• FRAGMENTO DEL DOCUMENTO:
171:4.3 (1871.5) Los apóstoles se quedaron atónitos una vez más, pero no fueron capaces de interpretar literalmente sus palabras, no pudieron entender que el Maestro quería decir exactamente lo que había dicho. Estaban tan cegados por su arraigada creencia en un reino temporal en la tierra con sede en Jerusalén que simplemente no podían —no querían— permitirse aceptar literalmente las palabras de Jesús. Pasaron todo el día pensando qué habría querido decir el Maestro con esas extrañas declaraciones, pero ninguno se atrevió a preguntarle nada sobre ellas. Hasta después de la muerte del Maestro, los desorientados apóstoles no se dieron cuenta de que les había anticipado simple y llanamente su crucifixión.

171:4.4 (1872.1) Poco después del desayuno llegaron a Livias unos fariseos amigos para decir a Jesús: «Huye rápido de aquí. Herodes ahora quiere matarte igual que mató a Juan porque teme un levantamiento del pueblo y ha decidido acabar contigo. Hemos venido a avisarte para que puedas escapar».

171:4.5 (1872.2) Esto era cierto en parte. La resurrección de Lázaro había alarmado mucho a Herodes, y sabiendo que el Sanedrín se había atrevido a condenar a Jesús incluso antes de juzgarlo, Herodes había decidido matar a Jesús o echarlo de sus dominios. Lo que realmente deseaba era expulsarlo porque le tenía tanto miedo que esperaba no verse obligado a ejecutarlo.

171:4.6 (1872.3) Jesús respondió así al aviso de los fariseos: «Conozco bien a Herodes y sé el miedo que tiene a este evangelio del reino. Pero no os engañéis, él preferiría sobre todo que el Hijo del Hombre fuera a Jerusalén a sufrir y morir a manos de los jefes de los sacerdotes. Como se ha manchado las manos con la sangre de Juan, no quiere ser también responsable de la muerte del Hijo del Hombre. Id a decirle a ese zorro que el Hijo del Hombre predica hoy en Perea, mañana irá a Judea y dentro de unos días habrá cumplido su misión en la tierra y estará preparado para ascender al Padre».

• OBJETIVOS:
1. Responde según el fragmento:
(a) ¿Qué había alarmado mucho a Herodes?
(b) ¿Quiénes llegaron a Livias poco después del desayuno?
(c) Según la respuesta de Jesús a los fariseos, ¿dónde predica hoy el Hijo del Hombre?
2. Indica cuántas líneas del listado contienen la cadena "depth", teniendo en cuenta mayúsculas y minúsculas. Responde solo con el número.

• LISTADO PROPORCIONADO:
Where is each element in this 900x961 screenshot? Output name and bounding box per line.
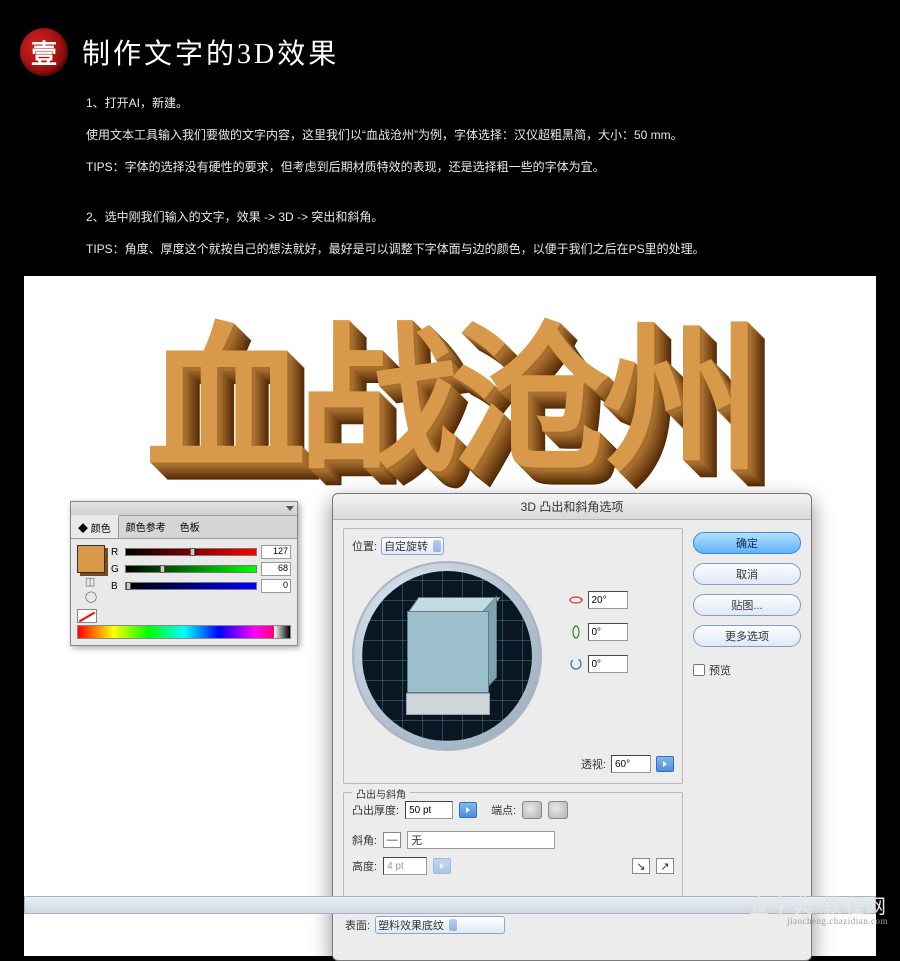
perspective-input[interactable] bbox=[611, 755, 651, 773]
channel-value[interactable]: 68 bbox=[261, 562, 291, 576]
cube-icon: ◫ bbox=[85, 575, 97, 588]
slider-b[interactable]: B 0 bbox=[111, 579, 291, 593]
bevel-in-icon[interactable]: ↘ bbox=[632, 858, 650, 874]
slider-track[interactable] bbox=[125, 548, 257, 556]
endcap-off[interactable] bbox=[548, 801, 568, 819]
angle-y-input[interactable] bbox=[588, 623, 628, 641]
checkbox-icon[interactable] bbox=[693, 664, 705, 676]
bevel-height-label: 高度: bbox=[352, 858, 377, 874]
panel-tabs: ◆ 颜色 颜色参考 色板 bbox=[71, 516, 297, 539]
rotation-trackball[interactable] bbox=[352, 561, 542, 751]
illustrator-canvas: 血战沧州 ◆ 颜色 颜色参考 色板 ◫ ◯ R 127 bbox=[24, 276, 876, 956]
slider-track[interactable] bbox=[125, 582, 257, 590]
slider-r[interactable]: R 127 bbox=[111, 545, 291, 559]
panel-menu-icon[interactable] bbox=[286, 506, 294, 511]
channel-value[interactable]: 127 bbox=[261, 545, 291, 559]
surface-label: 表面: bbox=[345, 917, 370, 933]
extrude-depth-label: 凸出厚度: bbox=[352, 802, 399, 818]
slider-g[interactable]: G 68 bbox=[111, 562, 291, 576]
panel-titlebar[interactable] bbox=[71, 502, 297, 516]
preview-checkbox[interactable]: 预览 bbox=[693, 662, 801, 678]
rotate-x-icon bbox=[569, 593, 583, 607]
extrude-depth-input[interactable] bbox=[405, 801, 453, 819]
section-title: 制作文字的3D效果 bbox=[82, 32, 339, 72]
cancel-button[interactable]: 取消 bbox=[693, 563, 801, 585]
color-panel[interactable]: ◆ 颜色 颜色参考 色板 ◫ ◯ R 127 G bbox=[70, 501, 298, 646]
surface-dropdown[interactable]: 塑料效果底纹 bbox=[375, 916, 505, 934]
channel-label: G bbox=[111, 564, 121, 575]
extrude-stepper[interactable] bbox=[459, 802, 477, 818]
ok-button[interactable]: 确定 bbox=[693, 532, 801, 554]
rotate-z-icon bbox=[569, 657, 583, 671]
preview-label: 预览 bbox=[709, 662, 731, 678]
dialog-3d-extrude: 3D 凸出和斜角选项 位置: 自定旋转 bbox=[332, 493, 812, 961]
artwork-text: 血战沧州 bbox=[146, 271, 754, 503]
bevel-height-input bbox=[383, 857, 427, 875]
bevel-shape-icon: — bbox=[383, 832, 401, 848]
channel-value[interactable]: 0 bbox=[261, 579, 291, 593]
bevel-dropdown[interactable]: 无 bbox=[407, 831, 555, 849]
instruction-line: 2、选中刚我们输入的文字，效果 -> 3D -> 突出和斜角。 bbox=[0, 200, 900, 232]
position-label: 位置: bbox=[352, 538, 377, 554]
fill-swatch[interactable] bbox=[77, 545, 105, 573]
extrude-legend: 凸出与斜角 bbox=[352, 786, 410, 801]
none-swatch[interactable] bbox=[77, 609, 97, 623]
angle-x-input[interactable] bbox=[588, 591, 628, 609]
channel-label: R bbox=[111, 547, 121, 558]
perspective-label: 透视: bbox=[581, 756, 606, 772]
angle-z-input[interactable] bbox=[588, 655, 628, 673]
height-stepper bbox=[433, 858, 451, 874]
tab-color[interactable]: ◆ 颜色 bbox=[71, 515, 119, 538]
bevel-out-icon[interactable]: ↗ bbox=[656, 858, 674, 874]
position-dropdown[interactable]: 自定旋转 bbox=[381, 537, 444, 555]
map-art-button[interactable]: 贴图... bbox=[693, 594, 801, 616]
endcap-on[interactable] bbox=[522, 801, 542, 819]
rotate-y-icon bbox=[569, 625, 583, 639]
instruction-line: 1、打开AI，新建。 bbox=[0, 86, 900, 118]
endcap-label: 端点: bbox=[491, 802, 516, 818]
section-seal: 壹 bbox=[20, 28, 68, 76]
circle-icon: ◯ bbox=[85, 590, 97, 603]
artwork-3d-text: 血战沧州 bbox=[34, 282, 866, 492]
perspective-stepper[interactable] bbox=[656, 756, 674, 772]
tab-color-guide[interactable]: 颜色参考 bbox=[119, 516, 173, 538]
tab-swatches[interactable]: 色板 bbox=[173, 516, 207, 538]
channel-label: B bbox=[111, 581, 121, 592]
spectrum-ramp[interactable] bbox=[77, 625, 291, 639]
bevel-label: 斜角: bbox=[352, 832, 377, 848]
instruction-line: TIPS：角度、厚度这个就按自己的想法就好，最好是可以调整下字体面与边的颜色，以… bbox=[0, 232, 900, 264]
slider-track[interactable] bbox=[125, 565, 257, 573]
dialog-title: 3D 凸出和斜角选项 bbox=[333, 494, 811, 520]
instruction-line: 使用文本工具输入我们要做的文字内容，这里我们以“血战沧州”为例，字体选择：汉仪超… bbox=[0, 118, 900, 150]
instruction-line: TIPS：字体的选择没有硬性的要求，但考虑到后期材质特效的表现，还是选择粗一些的… bbox=[0, 150, 900, 182]
watermark: 查字典 教程网 jiaocheng.chazidian.com bbox=[749, 900, 888, 928]
more-options-button[interactable]: 更多选项 bbox=[693, 625, 801, 647]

• RESPUESTAS ESCRITAS:
1.
(a) La resurrección de Lázaro.
(b) Unos fariseos amigos.
(c) En Perea.

2. 2